**Stated goal:** Check each line of the listing, and copy it if it contains the word "tương".

Collected data
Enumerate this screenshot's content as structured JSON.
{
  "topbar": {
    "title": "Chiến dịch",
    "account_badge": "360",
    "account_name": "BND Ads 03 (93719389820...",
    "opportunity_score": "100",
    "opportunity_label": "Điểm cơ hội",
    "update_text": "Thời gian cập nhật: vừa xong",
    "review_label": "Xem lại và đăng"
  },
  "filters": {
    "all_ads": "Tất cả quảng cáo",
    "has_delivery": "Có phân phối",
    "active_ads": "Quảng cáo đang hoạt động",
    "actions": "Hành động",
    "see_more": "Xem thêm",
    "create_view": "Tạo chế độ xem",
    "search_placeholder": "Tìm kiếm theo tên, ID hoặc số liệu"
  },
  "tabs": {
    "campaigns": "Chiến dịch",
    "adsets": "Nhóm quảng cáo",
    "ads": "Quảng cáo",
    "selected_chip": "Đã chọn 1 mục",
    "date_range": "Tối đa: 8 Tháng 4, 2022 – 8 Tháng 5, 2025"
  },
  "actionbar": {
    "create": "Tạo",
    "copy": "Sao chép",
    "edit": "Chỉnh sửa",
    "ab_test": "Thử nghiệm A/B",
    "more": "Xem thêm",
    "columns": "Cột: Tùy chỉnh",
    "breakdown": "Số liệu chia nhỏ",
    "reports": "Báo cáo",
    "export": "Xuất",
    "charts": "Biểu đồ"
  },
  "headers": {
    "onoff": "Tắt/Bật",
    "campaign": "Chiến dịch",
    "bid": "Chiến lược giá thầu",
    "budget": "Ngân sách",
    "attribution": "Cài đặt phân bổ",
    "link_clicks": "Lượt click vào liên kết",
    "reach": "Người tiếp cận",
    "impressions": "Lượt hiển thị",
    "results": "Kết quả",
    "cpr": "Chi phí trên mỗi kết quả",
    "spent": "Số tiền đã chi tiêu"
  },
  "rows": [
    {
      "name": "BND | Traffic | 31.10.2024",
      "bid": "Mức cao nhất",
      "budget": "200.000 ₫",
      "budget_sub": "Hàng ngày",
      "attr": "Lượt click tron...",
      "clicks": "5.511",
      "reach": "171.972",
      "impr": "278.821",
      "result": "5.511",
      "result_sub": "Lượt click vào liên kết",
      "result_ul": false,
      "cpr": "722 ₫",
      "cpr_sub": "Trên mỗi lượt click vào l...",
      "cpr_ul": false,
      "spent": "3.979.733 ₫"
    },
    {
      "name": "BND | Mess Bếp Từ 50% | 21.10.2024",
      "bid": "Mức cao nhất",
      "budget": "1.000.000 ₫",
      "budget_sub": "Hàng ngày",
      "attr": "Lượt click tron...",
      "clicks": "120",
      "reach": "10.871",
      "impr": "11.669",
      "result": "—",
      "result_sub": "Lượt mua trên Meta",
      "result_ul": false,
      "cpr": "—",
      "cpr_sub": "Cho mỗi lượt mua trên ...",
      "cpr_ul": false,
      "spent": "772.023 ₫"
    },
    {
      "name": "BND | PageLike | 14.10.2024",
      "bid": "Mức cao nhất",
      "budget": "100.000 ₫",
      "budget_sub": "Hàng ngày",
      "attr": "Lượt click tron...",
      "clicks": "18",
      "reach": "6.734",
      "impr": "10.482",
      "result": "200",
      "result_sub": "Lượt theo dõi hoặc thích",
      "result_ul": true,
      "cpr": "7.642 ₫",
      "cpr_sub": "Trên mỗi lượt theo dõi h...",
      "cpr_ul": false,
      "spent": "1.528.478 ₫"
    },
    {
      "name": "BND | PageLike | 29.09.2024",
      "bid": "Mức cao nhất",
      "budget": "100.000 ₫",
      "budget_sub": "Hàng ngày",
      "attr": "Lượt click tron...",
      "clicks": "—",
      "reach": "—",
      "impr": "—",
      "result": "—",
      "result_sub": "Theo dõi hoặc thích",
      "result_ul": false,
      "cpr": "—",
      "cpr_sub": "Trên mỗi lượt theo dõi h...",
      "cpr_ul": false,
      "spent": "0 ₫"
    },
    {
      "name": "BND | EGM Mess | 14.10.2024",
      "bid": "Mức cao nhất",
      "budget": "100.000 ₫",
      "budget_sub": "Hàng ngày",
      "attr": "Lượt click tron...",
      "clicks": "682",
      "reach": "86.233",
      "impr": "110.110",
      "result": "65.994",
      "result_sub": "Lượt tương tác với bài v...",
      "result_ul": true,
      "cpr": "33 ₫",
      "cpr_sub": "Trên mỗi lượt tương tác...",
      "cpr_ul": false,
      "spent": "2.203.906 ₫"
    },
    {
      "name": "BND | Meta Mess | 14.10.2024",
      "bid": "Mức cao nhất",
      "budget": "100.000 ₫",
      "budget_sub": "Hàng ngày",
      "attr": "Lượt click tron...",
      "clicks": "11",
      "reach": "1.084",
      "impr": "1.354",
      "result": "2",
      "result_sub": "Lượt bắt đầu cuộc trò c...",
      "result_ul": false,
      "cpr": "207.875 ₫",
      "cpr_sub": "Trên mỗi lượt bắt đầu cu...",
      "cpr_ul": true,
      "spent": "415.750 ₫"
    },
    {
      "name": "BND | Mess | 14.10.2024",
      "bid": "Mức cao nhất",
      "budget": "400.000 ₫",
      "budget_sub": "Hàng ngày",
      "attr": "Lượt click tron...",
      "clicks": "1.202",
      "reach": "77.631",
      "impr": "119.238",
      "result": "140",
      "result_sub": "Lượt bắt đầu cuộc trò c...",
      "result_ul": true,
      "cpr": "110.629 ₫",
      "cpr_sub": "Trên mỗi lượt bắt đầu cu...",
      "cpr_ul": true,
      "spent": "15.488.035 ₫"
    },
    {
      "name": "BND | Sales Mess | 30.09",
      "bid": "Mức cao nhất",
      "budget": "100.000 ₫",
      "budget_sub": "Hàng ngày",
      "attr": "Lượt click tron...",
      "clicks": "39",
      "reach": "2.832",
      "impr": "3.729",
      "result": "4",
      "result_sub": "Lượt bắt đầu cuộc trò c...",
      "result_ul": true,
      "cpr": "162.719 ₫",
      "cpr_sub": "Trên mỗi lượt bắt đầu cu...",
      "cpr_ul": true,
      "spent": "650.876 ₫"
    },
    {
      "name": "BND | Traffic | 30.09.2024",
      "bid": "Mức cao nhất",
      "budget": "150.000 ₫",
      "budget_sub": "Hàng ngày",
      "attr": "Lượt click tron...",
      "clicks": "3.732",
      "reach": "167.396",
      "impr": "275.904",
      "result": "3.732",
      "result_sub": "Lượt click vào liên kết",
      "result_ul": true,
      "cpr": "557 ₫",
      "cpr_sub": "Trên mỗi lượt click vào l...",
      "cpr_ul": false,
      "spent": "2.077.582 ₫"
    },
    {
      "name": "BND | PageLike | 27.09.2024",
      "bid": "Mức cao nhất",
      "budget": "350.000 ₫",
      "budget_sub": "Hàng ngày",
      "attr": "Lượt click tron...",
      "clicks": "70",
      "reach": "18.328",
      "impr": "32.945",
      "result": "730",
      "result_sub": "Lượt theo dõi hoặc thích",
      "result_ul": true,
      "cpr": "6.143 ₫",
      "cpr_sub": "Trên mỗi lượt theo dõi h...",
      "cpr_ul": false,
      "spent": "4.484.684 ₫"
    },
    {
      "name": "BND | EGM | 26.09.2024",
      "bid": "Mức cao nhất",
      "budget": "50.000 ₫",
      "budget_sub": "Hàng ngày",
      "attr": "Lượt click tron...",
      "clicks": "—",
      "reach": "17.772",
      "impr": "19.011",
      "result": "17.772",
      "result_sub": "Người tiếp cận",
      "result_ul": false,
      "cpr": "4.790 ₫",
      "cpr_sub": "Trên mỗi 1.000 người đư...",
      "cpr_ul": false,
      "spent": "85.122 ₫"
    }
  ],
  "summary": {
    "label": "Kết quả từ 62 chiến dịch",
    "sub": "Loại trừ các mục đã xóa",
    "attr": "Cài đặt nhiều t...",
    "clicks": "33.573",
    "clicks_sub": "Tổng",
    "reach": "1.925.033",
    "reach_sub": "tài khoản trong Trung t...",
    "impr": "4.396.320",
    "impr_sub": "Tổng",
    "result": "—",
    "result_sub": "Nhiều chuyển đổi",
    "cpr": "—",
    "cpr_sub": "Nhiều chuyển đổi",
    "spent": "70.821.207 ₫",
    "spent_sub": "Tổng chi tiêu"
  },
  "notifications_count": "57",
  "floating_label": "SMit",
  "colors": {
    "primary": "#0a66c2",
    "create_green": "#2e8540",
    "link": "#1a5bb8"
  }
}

**Correct answer:**
      "result_sub": "Lượt tương tác với bài v...",
      "cpr_sub": "Trên mỗi lượt tương tác...",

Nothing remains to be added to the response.